Problem statement →
Which of the lines below include "para"? Each one should be copied out.

Given records →
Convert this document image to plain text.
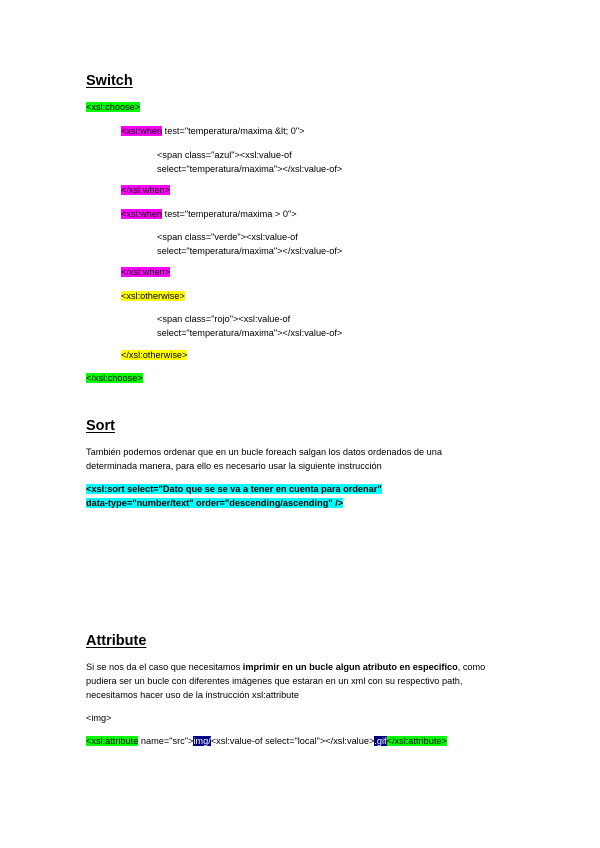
Switch
<xsl:choose>
<xsl:when test="temperatura/maxima &lt; 0">
<span class="azul"><xsl:value-of
select="temperatura/maxima"></xsl:value-of>
</xsl:when>
<xsl:when test="temperatura/maxima > 0">
<span class="verde"><xsl:value-of
select="temperatura/maxima"></xsl:value-of>
</xsl:when>
<xsl:otherwise>
<span class="rojo"><xsl:value-of
select="temperatura/maxima"></xsl:value-of>
</xsl:otherwise>
</xsl:choose>
Sort
También podemos ordenar que en un bucle foreach salgan los datos ordenados de una
determinada manera, para ello es necesario usar la siguiente instrucción
<xsl:sort select="Dato que se se va a tener en cuenta para ordenar"
data-type="number/text" order="descending/ascending" />
Attribute
Si se nos da el caso que necesitamos imprimir en un bucle algun atributo en especifico, como
pudiera ser un bucle con diferentes imágenes que estaran en un xml con su respectivo path,
necesitamos hacer uso de la instrucción xsl:attribute
<img>
<xsl:attribute name="src">img/<xsl:value-of select="local"></xsl:value>.gif</xsl:attribute>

Reply to the task →
determinada manera, para ello es necesario usar la siguiente instrucción
<xsl:sort select="Dato que se se va a tener en cuenta para ordenar"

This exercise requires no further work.